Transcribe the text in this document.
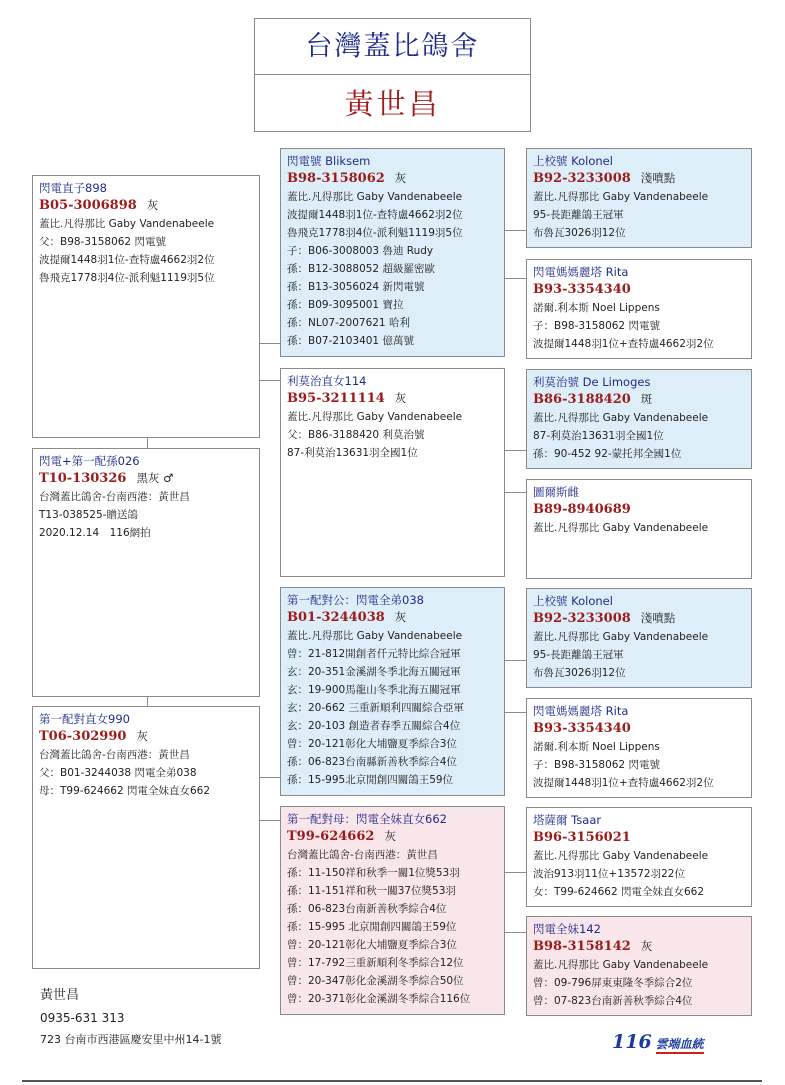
台灣蓋比鴿舍
黃世昌
閃電直子898
B05-3006898 灰
蓋比.凡得那比 Gaby Vandenabeele
父：B98-3158062 閃電號
波提爾1448羽1位-查特盧4662羽2位
魯飛克1778羽4位-派利魁1119羽5位
閃電+第一配孫026
T10-130326 黑灰 ♂
台灣蓋比鴿舍-台南西港：黃世昌
T13-038525-贈送鴿
2020.12.14　116網拍
第一配對直女990
T06-302990 灰
台灣蓋比鴿舍-台南西港：黃世昌
父：B01-3244038 閃電全弟038
母：T99-624662 閃電全妹直女662
閃電號 Bliksem
B98-3158062 灰
蓋比.凡得那比 Gaby Vandenabeele
波提爾1448羽1位-查特盧4662羽2位
魯飛克1778羽4位-派利魁1119羽5位
子：B06-3008003 魯迪 Rudy
孫：B12-3088052 超級羅密歐
孫：B13-3056024 新閃電號
孫：B09-3095001 寶拉
孫：NL07-2007621 哈利
孫：B07-2103401 億萬號
利莫治直女114
B95-3211114 灰
蓋比.凡得那比 Gaby Vandenabeele
父：B86-3188420 利莫治號
87-利莫治13631羽全國1位
第一配對公：閃電全弟038
B01-3244038 灰
蓋比.凡得那比 Gaby Vandenabeele
曾：21-812開創者仟元特比綜合冠軍
玄：20-351金溪湖冬季北海五關冠軍
玄：19-900馬龍山冬季北海五關冠軍
玄：20-662 三重新順利四關綜合亞軍
玄：20-103 創造者春季五關綜合4位
曾：20-121彰化大埔鹽夏季綜合3位
孫：06-823台南縣新善秋季綜合4位
孫：15-995北京閒創四關鴿王59位
第一配對母：閃電全妹直女662
T99-624662 灰
台灣蓋比鴿舍-台南西港：黃世昌
孫：11-150祥和秋季一關1位獎53羽
孫：11-151祥和秋一關37位獎53羽
孫：06-823台南新善秋季綜合4位
孫：15-995 北京閒創四關鴿王59位
曾：20-121彰化大埔鹽夏季綜合3位
曾：17-792三重新順利冬季綜合12位
曾：20-347彰化金溪湖冬季綜合50位
曾：20-371彰化金溪湖冬季綜合116位
上校號 Kolonel
B92-3233008 淺噴點
蓋比.凡得那比 Gaby Vandenabeele
95-長距離鴿王冠軍
布魯瓦3026羽12位
閃電媽媽麗塔 Rita
B93-3354340
諾爾.利本斯 Noel Lippens
子：B98-3158062 閃電號
波提爾1448羽1位+查特盧4662羽2位
利莫治號 De Limoges
B86-3188420 斑
蓋比.凡得那比 Gaby Vandenabeele
87-利莫治13631羽全國1位
孫：90-452 92-蒙托邦全國1位
圖爾斯雌
B89-8940689
蓋比.凡得那比 Gaby Vandenabeele
上校號 Kolonel
B92-3233008 淺噴點
蓋比.凡得那比 Gaby Vandenabeele
95-長距離鴿王冠軍
布魯瓦3026羽12位
閃電媽媽麗塔 Rita
B93-3354340
諾爾.利本斯 Noel Lippens
子：B98-3158062 閃電號
波提爾1448羽1位+查特盧4662羽2位
塔薩爾 Tsaar
B96-3156021
蓋比.凡得那比 Gaby Vandenabeele
波治913羽11位+13572羽22位
女：T99-624662 閃電全妹直女662
閃電全妹142
B98-3158142 灰
蓋比.凡得那比 Gaby Vandenabeele
曾：09-796屏東東隆冬季綜合2位
曾：07-823台南新善秋季綜合4位
黃世昌
0935-631 313
723 台南市西港區慶安里中州14-1號	116 雲端血統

Stated problem => Copy the listing exactly. Any image in it stays out of the copy.

Answer to this problem =>
Transcribe the text in this document.
台灣蓋比鴿舍
黃世昌
閃電直子898
B05-3006898 灰
蓋比.凡得那比 Gaby Vandenabeele
父：B98-3158062 閃電號
波提爾1448羽1位-查特盧4662羽2位
魯飛克1778羽4位-派利魁1119羽5位
閃電+第一配孫026
T10-130326 黑灰 ♂
台灣蓋比鴿舍-台南西港：黃世昌
T13-038525-贈送鴿
2020.12.14　116網拍
第一配對直女990
T06-302990 灰
台灣蓋比鴿舍-台南西港：黃世昌
父：B01-3244038 閃電全弟038
母：T99-624662 閃電全妹直女662
閃電號 Bliksem
B98-3158062 灰
蓋比.凡得那比 Gaby Vandenabeele
波提爾1448羽1位-查特盧4662羽2位
魯飛克1778羽4位-派利魁1119羽5位
子：B06-3008003 魯迪 Rudy
孫：B12-3088052 超級羅密歐
孫：B13-3056024 新閃電號
孫：B09-3095001 寶拉
孫：NL07-2007621 哈利
孫：B07-2103401 億萬號
利莫治直女114
B95-3211114 灰
蓋比.凡得那比 Gaby Vandenabeele
父：B86-3188420 利莫治號
87-利莫治13631羽全國1位
第一配對公：閃電全弟038
B01-3244038 灰
蓋比.凡得那比 Gaby Vandenabeele
曾：21-812開創者仟元特比綜合冠軍
玄：20-351金溪湖冬季北海五關冠軍
玄：19-900馬龍山冬季北海五關冠軍
玄：20-662 三重新順利四關綜合亞軍
玄：20-103 創造者春季五關綜合4位
曾：20-121彰化大埔鹽夏季綜合3位
孫：06-823台南縣新善秋季綜合4位
孫：15-995北京閒創四關鴿王59位
第一配對母：閃電全妹直女662
T99-624662 灰
台灣蓋比鴿舍-台南西港：黃世昌
孫：11-150祥和秋季一關1位獎53羽
孫：11-151祥和秋一關37位獎53羽
孫：06-823台南新善秋季綜合4位
孫：15-995 北京閒創四關鴿王59位
曾：20-121彰化大埔鹽夏季綜合3位
曾：17-792三重新順利冬季綜合12位
曾：20-347彰化金溪湖冬季綜合50位
曾：20-371彰化金溪湖冬季綜合116位
上校號 Kolonel
B92-3233008 淺噴點
蓋比.凡得那比 Gaby Vandenabeele
95-長距離鴿王冠軍
布魯瓦3026羽12位
閃電媽媽麗塔 Rita
B93-3354340
諾爾.利本斯 Noel Lippens
子：B98-3158062 閃電號
波提爾1448羽1位+查特盧4662羽2位
利莫治號 De Limoges
B86-3188420 斑
蓋比.凡得那比 Gaby Vandenabeele
87-利莫治13631羽全國1位
孫：90-452 92-蒙托邦全國1位
圖爾斯雌
B89-8940689
蓋比.凡得那比 Gaby Vandenabeele
上校號 Kolonel
B92-3233008 淺噴點
蓋比.凡得那比 Gaby Vandenabeele
95-長距離鴿王冠軍
布魯瓦3026羽12位
閃電媽媽麗塔 Rita
B93-3354340
諾爾.利本斯 Noel Lippens
子：B98-3158062 閃電號
波提爾1448羽1位+查特盧4662羽2位
塔薩爾 Tsaar
B96-3156021
蓋比.凡得那比 Gaby Vandenabeele
波治913羽11位+13572羽22位
女：T99-624662 閃電全妹直女662
閃電全妹142
B98-3158142 灰
蓋比.凡得那比 Gaby Vandenabeele
曾：09-796屏東東隆冬季綜合2位
曾：07-823台南新善秋季綜合4位
黃世昌
0935-631 313
723 台南市西港區慶安里中州14-1號	116 雲端血統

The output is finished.